* Request *
Below is a listing; copy all of it exactly.

◇ ◇ ◇ ◇

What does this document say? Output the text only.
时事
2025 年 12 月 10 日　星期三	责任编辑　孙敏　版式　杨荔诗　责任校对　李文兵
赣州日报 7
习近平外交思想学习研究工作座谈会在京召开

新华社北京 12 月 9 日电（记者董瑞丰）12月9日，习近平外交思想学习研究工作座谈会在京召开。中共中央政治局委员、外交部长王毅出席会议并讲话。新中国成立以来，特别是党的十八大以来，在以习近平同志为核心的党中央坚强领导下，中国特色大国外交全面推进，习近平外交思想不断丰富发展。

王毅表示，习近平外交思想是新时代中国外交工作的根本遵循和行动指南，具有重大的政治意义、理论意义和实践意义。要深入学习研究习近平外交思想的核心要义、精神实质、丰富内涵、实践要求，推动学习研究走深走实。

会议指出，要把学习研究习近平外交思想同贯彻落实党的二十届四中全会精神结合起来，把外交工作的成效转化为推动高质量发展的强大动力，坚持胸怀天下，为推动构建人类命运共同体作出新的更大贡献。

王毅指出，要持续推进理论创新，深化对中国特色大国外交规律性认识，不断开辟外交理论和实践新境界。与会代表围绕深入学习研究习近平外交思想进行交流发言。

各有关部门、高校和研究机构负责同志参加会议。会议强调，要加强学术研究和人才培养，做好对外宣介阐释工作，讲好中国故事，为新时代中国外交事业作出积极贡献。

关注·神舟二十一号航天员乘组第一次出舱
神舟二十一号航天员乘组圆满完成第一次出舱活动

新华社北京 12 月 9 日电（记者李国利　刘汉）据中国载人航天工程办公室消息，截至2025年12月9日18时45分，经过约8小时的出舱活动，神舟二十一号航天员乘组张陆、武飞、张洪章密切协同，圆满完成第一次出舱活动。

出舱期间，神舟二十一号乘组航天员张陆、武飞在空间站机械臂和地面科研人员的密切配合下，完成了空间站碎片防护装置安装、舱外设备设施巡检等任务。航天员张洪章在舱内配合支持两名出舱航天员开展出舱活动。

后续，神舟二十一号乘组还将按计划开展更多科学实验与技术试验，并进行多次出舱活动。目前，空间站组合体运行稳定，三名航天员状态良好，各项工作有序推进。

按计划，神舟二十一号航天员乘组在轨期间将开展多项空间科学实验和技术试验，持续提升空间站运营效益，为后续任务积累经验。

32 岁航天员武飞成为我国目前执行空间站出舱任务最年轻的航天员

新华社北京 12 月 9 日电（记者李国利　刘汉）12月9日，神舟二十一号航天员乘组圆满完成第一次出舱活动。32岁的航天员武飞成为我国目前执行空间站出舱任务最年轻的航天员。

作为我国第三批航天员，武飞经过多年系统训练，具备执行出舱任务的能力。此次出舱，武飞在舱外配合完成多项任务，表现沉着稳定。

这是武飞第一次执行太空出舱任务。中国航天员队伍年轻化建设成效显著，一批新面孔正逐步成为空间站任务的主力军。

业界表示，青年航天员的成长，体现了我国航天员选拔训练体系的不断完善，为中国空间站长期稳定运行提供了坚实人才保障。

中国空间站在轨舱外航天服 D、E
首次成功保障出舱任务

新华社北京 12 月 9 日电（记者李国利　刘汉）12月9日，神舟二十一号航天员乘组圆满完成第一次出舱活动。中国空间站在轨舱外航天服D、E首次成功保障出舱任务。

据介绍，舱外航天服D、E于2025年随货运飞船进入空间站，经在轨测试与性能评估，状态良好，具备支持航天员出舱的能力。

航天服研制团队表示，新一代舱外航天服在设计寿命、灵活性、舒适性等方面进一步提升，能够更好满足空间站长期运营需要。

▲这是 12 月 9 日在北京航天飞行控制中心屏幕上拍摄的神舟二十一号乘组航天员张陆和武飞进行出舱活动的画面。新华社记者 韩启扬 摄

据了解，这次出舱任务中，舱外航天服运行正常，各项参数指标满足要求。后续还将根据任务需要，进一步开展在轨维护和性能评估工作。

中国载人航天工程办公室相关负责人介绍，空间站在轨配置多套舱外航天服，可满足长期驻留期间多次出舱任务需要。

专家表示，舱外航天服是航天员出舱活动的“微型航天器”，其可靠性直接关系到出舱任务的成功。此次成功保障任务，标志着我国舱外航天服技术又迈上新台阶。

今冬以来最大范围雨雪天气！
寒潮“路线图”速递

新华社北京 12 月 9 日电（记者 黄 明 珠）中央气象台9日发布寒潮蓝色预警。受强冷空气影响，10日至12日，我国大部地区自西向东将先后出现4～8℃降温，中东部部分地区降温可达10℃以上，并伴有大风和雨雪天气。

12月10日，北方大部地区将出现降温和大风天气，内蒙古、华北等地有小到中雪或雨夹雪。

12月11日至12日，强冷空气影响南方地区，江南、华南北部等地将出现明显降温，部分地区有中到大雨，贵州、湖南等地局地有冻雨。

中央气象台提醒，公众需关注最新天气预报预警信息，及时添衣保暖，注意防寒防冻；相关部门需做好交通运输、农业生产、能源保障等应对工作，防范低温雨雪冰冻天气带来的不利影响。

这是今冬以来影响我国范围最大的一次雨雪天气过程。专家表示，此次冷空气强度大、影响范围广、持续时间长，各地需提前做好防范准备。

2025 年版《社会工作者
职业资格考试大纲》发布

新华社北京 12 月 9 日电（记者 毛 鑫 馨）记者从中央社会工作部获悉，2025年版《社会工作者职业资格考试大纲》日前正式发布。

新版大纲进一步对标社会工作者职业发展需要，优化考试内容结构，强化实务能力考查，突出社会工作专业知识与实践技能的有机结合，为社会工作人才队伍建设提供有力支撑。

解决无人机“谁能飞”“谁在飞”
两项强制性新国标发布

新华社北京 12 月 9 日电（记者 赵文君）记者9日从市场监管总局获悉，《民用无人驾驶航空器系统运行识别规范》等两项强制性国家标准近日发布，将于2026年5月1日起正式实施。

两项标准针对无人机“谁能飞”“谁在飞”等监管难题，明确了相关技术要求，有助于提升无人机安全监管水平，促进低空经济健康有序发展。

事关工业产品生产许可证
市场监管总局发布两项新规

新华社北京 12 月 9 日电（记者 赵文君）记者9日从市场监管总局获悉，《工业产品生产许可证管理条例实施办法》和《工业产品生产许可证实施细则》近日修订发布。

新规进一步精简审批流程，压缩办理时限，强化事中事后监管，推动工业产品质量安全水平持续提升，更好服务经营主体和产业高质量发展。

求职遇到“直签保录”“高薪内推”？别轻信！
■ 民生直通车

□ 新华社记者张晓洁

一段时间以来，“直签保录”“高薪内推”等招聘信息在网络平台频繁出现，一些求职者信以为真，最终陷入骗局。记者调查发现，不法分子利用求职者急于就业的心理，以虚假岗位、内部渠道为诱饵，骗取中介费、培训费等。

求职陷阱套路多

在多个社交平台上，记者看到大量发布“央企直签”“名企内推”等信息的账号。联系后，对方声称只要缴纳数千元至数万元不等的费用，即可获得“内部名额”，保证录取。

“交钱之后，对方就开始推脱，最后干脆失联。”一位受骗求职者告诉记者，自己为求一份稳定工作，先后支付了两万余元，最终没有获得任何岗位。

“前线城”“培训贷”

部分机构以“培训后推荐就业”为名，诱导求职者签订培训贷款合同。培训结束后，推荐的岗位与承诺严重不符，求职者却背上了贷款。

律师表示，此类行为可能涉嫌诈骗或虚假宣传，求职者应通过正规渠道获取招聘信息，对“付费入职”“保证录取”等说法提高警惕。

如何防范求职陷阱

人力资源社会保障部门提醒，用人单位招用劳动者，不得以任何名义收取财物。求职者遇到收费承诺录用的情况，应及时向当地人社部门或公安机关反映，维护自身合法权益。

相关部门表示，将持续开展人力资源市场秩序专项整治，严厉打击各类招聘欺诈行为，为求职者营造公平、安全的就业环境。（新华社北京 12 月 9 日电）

◇ ◇ ◇ ◇

* Exercise output *
What does this document say? Output the text only.
时事
2025 年 12 月 10 日　星期三	责任编辑　孙敏　版式　杨荔诗　责任校对　李文兵
赣州日报 7
习近平外交思想学习研究工作座谈会在京召开

新华社北京 12 月 9 日电（记者董瑞丰）12月9日，习近平外交思想学习研究工作座谈会在京召开。中共中央政治局委员、外交部长王毅出席会议并讲话。新中国成立以来，特别是党的十八大以来，在以习近平同志为核心的党中央坚强领导下，中国特色大国外交全面推进，习近平外交思想不断丰富发展。

王毅表示，习近平外交思想是新时代中国外交工作的根本遵循和行动指南，具有重大的政治意义、理论意义和实践意义。要深入学习研究习近平外交思想的核心要义、精神实质、丰富内涵、实践要求，推动学习研究走深走实。

会议指出，要把学习研究习近平外交思想同贯彻落实党的二十届四中全会精神结合起来，把外交工作的成效转化为推动高质量发展的强大动力，坚持胸怀天下，为推动构建人类命运共同体作出新的更大贡献。

王毅指出，要持续推进理论创新，深化对中国特色大国外交规律性认识，不断开辟外交理论和实践新境界。与会代表围绕深入学习研究习近平外交思想进行交流发言。

各有关部门、高校和研究机构负责同志参加会议。会议强调，要加强学术研究和人才培养，做好对外宣介阐释工作，讲好中国故事，为新时代中国外交事业作出积极贡献。

关注·神舟二十一号航天员乘组第一次出舱
神舟二十一号航天员乘组圆满完成第一次出舱活动

新华社北京 12 月 9 日电（记者李国利　刘汉）据中国载人航天工程办公室消息，截至2025年12月9日18时45分，经过约8小时的出舱活动，神舟二十一号航天员乘组张陆、武飞、张洪章密切协同，圆满完成第一次出舱活动。

出舱期间，神舟二十一号乘组航天员张陆、武飞在空间站机械臂和地面科研人员的密切配合下，完成了空间站碎片防护装置安装、舱外设备设施巡检等任务。航天员张洪章在舱内配合支持两名出舱航天员开展出舱活动。

后续，神舟二十一号乘组还将按计划开展更多科学实验与技术试验，并进行多次出舱活动。目前，空间站组合体运行稳定，三名航天员状态良好，各项工作有序推进。

按计划，神舟二十一号航天员乘组在轨期间将开展多项空间科学实验和技术试验，持续提升空间站运营效益，为后续任务积累经验。

32 岁航天员武飞成为我国目前执行空间站出舱任务最年轻的航天员

新华社北京 12 月 9 日电（记者李国利　刘汉）12月9日，神舟二十一号航天员乘组圆满完成第一次出舱活动。32岁的航天员武飞成为我国目前执行空间站出舱任务最年轻的航天员。

作为我国第三批航天员，武飞经过多年系统训练，具备执行出舱任务的能力。此次出舱，武飞在舱外配合完成多项任务，表现沉着稳定。

这是武飞第一次执行太空出舱任务。中国航天员队伍年轻化建设成效显著，一批新面孔正逐步成为空间站任务的主力军。

业界表示，青年航天员的成长，体现了我国航天员选拔训练体系的不断完善，为中国空间站长期稳定运行提供了坚实人才保障。

中国空间站在轨舱外航天服 D、E
首次成功保障出舱任务

新华社北京 12 月 9 日电（记者李国利　刘汉）12月9日，神舟二十一号航天员乘组圆满完成第一次出舱活动。中国空间站在轨舱外航天服D、E首次成功保障出舱任务。

据介绍，舱外航天服D、E于2025年随货运飞船进入空间站，经在轨测试与性能评估，状态良好，具备支持航天员出舱的能力。

航天服研制团队表示，新一代舱外航天服在设计寿命、灵活性、舒适性等方面进一步提升，能够更好满足空间站长期运营需要。

▲这是 12 月 9 日在北京航天飞行控制中心屏幕上拍摄的神舟二十一号乘组航天员张陆和武飞进行出舱活动的画面。新华社记者 韩启扬 摄

据了解，这次出舱任务中，舱外航天服运行正常，各项参数指标满足要求。后续还将根据任务需要，进一步开展在轨维护和性能评估工作。

中国载人航天工程办公室相关负责人介绍，空间站在轨配置多套舱外航天服，可满足长期驻留期间多次出舱任务需要。

专家表示，舱外航天服是航天员出舱活动的“微型航天器”，其可靠性直接关系到出舱任务的成功。此次成功保障任务，标志着我国舱外航天服技术又迈上新台阶。

今冬以来最大范围雨雪天气！
寒潮“路线图”速递

新华社北京 12 月 9 日电（记者 黄 明 珠）中央气象台9日发布寒潮蓝色预警。受强冷空气影响，10日至12日，我国大部地区自西向东将先后出现4～8℃降温，中东部部分地区降温可达10℃以上，并伴有大风和雨雪天气。

12月10日，北方大部地区将出现降温和大风天气，内蒙古、华北等地有小到中雪或雨夹雪。

12月11日至12日，强冷空气影响南方地区，江南、华南北部等地将出现明显降温，部分地区有中到大雨，贵州、湖南等地局地有冻雨。

中央气象台提醒，公众需关注最新天气预报预警信息，及时添衣保暖，注意防寒防冻；相关部门需做好交通运输、农业生产、能源保障等应对工作，防范低温雨雪冰冻天气带来的不利影响。

这是今冬以来影响我国范围最大的一次雨雪天气过程。专家表示，此次冷空气强度大、影响范围广、持续时间长，各地需提前做好防范准备。

2025 年版《社会工作者
职业资格考试大纲》发布

新华社北京 12 月 9 日电（记者 毛 鑫 馨）记者从中央社会工作部获悉，2025年版《社会工作者职业资格考试大纲》日前正式发布。

新版大纲进一步对标社会工作者职业发展需要，优化考试内容结构，强化实务能力考查，突出社会工作专业知识与实践技能的有机结合，为社会工作人才队伍建设提供有力支撑。

解决无人机“谁能飞”“谁在飞”
两项强制性新国标发布

新华社北京 12 月 9 日电（记者 赵文君）记者9日从市场监管总局获悉，《民用无人驾驶航空器系统运行识别规范》等两项强制性国家标准近日发布，将于2026年5月1日起正式实施。

两项标准针对无人机“谁能飞”“谁在飞”等监管难题，明确了相关技术要求，有助于提升无人机安全监管水平，促进低空经济健康有序发展。

事关工业产品生产许可证
市场监管总局发布两项新规

新华社北京 12 月 9 日电（记者 赵文君）记者9日从市场监管总局获悉，《工业产品生产许可证管理条例实施办法》和《工业产品生产许可证实施细则》近日修订发布。

新规进一步精简审批流程，压缩办理时限，强化事中事后监管，推动工业产品质量安全水平持续提升，更好服务经营主体和产业高质量发展。

求职遇到“直签保录”“高薪内推”？别轻信！
■ 民生直通车

□ 新华社记者张晓洁

一段时间以来，“直签保录”“高薪内推”等招聘信息在网络平台频繁出现，一些求职者信以为真，最终陷入骗局。记者调查发现，不法分子利用求职者急于就业的心理，以虚假岗位、内部渠道为诱饵，骗取中介费、培训费等。

求职陷阱套路多

在多个社交平台上，记者看到大量发布“央企直签”“名企内推”等信息的账号。联系后，对方声称只要缴纳数千元至数万元不等的费用，即可获得“内部名额”，保证录取。

“交钱之后，对方就开始推脱，最后干脆失联。”一位受骗求职者告诉记者，自己为求一份稳定工作，先后支付了两万余元，最终没有获得任何岗位。

“前线城”“培训贷”

部分机构以“培训后推荐就业”为名，诱导求职者签订培训贷款合同。培训结束后，推荐的岗位与承诺严重不符，求职者却背上了贷款。

律师表示，此类行为可能涉嫌诈骗或虚假宣传，求职者应通过正规渠道获取招聘信息，对“付费入职”“保证录取”等说法提高警惕。

如何防范求职陷阱

人力资源社会保障部门提醒，用人单位招用劳动者，不得以任何名义收取财物。求职者遇到收费承诺录用的情况，应及时向当地人社部门或公安机关反映，维护自身合法权益。

相关部门表示，将持续开展人力资源市场秩序专项整治，严厉打击各类招聘欺诈行为，为求职者营造公平、安全的就业环境。（新华社北京 12 月 9 日电）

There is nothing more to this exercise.